ROWS =>
▬▬▬▬▬▬▬▬▬▬
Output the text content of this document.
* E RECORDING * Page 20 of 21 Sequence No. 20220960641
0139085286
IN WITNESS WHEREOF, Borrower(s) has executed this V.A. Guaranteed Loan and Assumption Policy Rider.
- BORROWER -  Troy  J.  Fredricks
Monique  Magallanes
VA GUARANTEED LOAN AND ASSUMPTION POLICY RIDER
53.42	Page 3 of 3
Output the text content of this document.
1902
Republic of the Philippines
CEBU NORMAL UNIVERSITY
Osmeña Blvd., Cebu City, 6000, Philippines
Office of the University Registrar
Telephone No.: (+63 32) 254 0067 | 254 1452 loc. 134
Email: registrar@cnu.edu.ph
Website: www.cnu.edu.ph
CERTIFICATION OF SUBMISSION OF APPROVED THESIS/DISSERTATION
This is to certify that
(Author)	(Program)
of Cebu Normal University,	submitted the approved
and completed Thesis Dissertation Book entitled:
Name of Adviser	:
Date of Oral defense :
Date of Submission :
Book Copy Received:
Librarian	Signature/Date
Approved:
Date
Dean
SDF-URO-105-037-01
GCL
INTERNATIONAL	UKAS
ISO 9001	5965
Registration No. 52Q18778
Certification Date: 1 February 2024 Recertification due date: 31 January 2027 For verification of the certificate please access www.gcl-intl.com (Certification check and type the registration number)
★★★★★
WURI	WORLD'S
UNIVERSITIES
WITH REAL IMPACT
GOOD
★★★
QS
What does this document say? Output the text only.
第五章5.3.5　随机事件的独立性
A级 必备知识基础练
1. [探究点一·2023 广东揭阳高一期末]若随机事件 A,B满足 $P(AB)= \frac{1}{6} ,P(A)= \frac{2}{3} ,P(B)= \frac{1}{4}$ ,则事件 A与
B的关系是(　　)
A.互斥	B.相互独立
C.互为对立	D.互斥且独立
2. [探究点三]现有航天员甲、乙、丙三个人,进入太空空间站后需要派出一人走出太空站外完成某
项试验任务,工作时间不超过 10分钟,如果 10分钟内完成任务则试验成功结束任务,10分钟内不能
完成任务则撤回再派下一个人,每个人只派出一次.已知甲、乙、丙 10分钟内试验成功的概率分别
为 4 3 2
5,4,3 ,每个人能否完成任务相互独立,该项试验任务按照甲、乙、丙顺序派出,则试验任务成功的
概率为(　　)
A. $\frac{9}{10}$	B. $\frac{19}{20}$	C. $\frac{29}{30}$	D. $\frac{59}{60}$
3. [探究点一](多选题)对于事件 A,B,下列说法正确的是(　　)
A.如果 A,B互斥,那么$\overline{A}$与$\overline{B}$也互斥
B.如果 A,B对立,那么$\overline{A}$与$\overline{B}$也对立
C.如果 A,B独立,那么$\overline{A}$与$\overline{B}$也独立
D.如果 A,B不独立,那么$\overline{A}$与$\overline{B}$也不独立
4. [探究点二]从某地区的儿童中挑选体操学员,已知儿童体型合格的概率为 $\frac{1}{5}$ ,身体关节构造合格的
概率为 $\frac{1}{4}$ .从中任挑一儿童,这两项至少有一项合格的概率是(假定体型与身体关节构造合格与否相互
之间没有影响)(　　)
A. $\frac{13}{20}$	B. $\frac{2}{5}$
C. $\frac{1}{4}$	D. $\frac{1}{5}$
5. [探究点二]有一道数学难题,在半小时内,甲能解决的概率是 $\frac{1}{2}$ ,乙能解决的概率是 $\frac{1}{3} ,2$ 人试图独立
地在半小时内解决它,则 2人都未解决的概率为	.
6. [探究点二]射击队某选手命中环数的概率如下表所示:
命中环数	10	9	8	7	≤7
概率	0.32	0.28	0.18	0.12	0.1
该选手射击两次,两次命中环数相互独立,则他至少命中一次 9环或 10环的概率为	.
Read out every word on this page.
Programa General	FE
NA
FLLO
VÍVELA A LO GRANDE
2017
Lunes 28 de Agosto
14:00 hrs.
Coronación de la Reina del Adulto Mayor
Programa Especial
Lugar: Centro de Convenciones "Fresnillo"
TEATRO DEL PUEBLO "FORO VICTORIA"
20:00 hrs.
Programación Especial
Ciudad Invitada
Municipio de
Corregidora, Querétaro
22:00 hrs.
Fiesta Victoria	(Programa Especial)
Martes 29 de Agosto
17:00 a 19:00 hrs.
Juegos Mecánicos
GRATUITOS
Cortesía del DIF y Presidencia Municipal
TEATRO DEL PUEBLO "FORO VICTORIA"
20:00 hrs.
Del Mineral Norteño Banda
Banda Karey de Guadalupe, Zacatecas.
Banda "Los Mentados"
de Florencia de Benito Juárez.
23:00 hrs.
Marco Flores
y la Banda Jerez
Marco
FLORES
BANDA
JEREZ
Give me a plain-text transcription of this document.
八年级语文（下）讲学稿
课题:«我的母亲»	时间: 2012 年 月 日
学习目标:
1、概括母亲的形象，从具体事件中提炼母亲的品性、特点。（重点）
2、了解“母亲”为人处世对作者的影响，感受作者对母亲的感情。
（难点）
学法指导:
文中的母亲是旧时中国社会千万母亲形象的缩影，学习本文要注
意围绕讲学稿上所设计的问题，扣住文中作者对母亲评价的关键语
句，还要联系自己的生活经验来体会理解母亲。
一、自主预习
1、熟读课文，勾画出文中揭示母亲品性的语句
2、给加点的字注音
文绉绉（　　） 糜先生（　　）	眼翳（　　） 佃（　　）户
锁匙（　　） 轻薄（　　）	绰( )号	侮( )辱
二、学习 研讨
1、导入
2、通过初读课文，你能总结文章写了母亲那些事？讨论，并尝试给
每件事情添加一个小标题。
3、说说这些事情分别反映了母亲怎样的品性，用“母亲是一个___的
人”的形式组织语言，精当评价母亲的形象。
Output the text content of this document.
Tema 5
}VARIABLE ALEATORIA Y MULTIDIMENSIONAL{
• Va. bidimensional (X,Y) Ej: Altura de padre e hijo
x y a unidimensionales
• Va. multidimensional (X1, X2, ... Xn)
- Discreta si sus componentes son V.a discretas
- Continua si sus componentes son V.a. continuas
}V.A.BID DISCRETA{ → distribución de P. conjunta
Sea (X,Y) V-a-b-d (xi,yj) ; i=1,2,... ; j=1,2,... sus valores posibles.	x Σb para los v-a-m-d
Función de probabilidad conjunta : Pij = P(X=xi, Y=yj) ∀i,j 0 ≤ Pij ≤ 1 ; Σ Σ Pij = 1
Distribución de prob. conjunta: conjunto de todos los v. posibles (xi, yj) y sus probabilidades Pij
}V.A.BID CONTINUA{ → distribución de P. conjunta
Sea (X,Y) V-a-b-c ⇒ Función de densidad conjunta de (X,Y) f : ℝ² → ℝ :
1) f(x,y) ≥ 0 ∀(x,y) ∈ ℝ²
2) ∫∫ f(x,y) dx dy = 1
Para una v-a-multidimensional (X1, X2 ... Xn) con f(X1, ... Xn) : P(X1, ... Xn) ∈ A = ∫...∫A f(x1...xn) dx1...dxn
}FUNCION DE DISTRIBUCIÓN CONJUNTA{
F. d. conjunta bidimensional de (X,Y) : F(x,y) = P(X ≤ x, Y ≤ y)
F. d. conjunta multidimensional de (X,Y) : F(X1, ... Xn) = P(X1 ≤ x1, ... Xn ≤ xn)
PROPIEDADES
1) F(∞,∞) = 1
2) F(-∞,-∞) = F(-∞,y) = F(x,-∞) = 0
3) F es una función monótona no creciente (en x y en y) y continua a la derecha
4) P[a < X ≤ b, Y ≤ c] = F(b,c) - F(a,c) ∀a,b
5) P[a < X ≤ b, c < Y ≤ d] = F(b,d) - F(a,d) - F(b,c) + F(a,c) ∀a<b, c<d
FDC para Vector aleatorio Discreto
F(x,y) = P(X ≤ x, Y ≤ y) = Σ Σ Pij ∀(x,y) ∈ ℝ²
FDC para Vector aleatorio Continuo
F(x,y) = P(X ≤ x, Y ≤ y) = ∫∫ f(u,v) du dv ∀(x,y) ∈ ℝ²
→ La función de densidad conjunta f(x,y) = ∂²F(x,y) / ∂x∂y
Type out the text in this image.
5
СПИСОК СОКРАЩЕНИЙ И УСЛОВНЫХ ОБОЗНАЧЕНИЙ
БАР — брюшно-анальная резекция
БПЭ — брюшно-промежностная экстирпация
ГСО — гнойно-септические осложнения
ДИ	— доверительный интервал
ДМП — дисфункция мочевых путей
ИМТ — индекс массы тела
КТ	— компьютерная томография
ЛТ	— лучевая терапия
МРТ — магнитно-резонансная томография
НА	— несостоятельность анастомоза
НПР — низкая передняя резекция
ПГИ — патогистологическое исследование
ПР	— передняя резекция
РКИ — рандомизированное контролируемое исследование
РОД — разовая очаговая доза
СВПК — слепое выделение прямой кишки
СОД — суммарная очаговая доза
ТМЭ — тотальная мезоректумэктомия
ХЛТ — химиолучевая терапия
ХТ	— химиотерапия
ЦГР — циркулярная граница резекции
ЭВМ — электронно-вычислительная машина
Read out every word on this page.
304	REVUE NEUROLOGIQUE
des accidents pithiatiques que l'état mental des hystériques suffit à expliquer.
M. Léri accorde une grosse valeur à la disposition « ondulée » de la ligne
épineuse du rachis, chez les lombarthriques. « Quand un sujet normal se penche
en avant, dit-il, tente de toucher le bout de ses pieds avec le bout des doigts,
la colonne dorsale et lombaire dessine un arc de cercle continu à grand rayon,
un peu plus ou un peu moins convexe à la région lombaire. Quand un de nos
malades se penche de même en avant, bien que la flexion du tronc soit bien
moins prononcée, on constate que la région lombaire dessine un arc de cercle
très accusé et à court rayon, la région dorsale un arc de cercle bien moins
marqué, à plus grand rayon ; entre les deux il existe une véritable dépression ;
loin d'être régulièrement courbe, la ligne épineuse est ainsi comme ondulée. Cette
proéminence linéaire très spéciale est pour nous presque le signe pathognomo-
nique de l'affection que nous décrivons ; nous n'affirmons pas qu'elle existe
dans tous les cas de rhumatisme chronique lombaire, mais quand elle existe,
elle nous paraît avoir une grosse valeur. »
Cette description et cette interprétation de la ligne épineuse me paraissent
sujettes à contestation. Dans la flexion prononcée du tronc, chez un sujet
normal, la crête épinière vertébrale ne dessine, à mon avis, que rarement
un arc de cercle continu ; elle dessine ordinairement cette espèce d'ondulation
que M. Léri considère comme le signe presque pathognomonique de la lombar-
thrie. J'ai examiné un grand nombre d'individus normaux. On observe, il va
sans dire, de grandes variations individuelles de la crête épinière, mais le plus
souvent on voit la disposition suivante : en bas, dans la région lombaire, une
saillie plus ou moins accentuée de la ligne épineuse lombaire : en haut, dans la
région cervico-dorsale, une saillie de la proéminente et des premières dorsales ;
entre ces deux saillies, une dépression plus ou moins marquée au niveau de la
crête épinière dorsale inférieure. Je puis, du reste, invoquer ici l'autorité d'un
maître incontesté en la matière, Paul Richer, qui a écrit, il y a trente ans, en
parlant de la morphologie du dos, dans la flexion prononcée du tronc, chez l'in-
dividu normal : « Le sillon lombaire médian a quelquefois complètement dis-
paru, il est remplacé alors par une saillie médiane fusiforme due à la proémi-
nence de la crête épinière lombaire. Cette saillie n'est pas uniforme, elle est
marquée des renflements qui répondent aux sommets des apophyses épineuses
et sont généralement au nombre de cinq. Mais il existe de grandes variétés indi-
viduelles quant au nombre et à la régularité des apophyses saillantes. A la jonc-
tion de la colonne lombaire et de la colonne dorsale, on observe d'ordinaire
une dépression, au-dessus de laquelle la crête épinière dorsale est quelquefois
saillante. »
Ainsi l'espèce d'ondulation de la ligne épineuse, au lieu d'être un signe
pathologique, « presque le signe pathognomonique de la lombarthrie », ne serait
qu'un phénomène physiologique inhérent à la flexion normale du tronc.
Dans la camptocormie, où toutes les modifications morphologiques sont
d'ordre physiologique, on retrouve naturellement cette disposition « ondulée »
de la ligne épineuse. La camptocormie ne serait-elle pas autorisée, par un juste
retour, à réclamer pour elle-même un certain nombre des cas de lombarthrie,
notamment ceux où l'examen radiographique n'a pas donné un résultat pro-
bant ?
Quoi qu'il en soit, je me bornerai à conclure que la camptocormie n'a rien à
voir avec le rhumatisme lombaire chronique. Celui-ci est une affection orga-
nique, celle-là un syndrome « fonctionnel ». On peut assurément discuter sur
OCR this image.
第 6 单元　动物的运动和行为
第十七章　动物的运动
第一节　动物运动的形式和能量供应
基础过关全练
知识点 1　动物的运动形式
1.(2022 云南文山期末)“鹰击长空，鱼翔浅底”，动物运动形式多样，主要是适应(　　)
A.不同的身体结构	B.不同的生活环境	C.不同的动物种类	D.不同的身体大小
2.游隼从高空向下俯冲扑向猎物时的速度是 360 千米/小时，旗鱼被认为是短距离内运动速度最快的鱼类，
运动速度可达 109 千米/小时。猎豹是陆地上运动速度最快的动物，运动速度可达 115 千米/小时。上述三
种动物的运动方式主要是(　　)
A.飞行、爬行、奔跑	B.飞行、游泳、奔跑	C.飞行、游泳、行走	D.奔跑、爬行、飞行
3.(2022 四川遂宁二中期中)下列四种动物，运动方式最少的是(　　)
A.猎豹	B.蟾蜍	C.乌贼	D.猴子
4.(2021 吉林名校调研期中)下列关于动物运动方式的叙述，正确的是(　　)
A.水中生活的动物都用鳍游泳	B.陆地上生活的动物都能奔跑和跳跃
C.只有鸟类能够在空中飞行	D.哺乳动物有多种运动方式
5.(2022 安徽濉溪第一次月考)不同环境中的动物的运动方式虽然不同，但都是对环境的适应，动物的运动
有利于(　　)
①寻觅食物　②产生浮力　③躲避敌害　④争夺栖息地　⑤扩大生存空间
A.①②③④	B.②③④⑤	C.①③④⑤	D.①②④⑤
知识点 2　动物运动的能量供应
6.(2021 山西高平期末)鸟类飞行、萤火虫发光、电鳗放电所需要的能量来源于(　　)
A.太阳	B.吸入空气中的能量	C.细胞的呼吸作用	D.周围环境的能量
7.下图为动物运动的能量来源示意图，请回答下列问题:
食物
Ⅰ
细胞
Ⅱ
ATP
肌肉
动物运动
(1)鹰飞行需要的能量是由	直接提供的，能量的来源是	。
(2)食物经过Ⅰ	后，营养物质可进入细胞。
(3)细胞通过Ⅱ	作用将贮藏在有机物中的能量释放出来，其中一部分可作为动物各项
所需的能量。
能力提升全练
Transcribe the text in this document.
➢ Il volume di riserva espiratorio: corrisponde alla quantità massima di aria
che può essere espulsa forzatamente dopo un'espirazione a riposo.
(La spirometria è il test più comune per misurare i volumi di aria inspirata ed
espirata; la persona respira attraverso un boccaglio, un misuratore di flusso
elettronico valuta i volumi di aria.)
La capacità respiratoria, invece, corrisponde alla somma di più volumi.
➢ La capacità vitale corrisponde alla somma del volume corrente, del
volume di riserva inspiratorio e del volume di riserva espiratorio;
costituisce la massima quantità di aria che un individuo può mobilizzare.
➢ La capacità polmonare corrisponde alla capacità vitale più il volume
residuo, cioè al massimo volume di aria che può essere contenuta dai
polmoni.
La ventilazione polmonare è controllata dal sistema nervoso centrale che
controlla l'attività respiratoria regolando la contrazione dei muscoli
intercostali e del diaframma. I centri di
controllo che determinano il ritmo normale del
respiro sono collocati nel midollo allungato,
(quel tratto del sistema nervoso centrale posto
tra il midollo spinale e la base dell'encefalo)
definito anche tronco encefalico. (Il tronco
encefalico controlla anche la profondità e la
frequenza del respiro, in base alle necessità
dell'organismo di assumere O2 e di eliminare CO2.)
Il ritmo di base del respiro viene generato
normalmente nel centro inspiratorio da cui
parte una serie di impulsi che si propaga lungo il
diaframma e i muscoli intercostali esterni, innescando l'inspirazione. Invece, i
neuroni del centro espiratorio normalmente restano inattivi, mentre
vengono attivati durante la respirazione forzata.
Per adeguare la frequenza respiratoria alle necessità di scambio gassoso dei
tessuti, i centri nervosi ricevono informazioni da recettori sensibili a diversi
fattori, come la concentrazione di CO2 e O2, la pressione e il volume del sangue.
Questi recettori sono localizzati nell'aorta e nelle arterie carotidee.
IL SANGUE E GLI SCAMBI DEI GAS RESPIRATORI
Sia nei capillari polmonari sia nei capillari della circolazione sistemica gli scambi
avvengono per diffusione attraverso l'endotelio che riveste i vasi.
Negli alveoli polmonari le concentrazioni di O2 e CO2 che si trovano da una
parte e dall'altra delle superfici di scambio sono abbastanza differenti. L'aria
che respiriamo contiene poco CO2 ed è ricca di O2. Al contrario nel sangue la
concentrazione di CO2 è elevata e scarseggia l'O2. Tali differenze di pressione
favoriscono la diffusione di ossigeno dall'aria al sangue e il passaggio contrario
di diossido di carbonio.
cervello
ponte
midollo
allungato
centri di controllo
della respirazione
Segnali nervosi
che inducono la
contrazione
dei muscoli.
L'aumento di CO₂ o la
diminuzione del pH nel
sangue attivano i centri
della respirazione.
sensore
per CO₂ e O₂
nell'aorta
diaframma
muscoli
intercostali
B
▬▬▬▬▬▬▬▬▬▬
WHAT TO WORK ON => Answer with one number: how many lines in the listing hold "observe".

SOLUTION BELOW => 2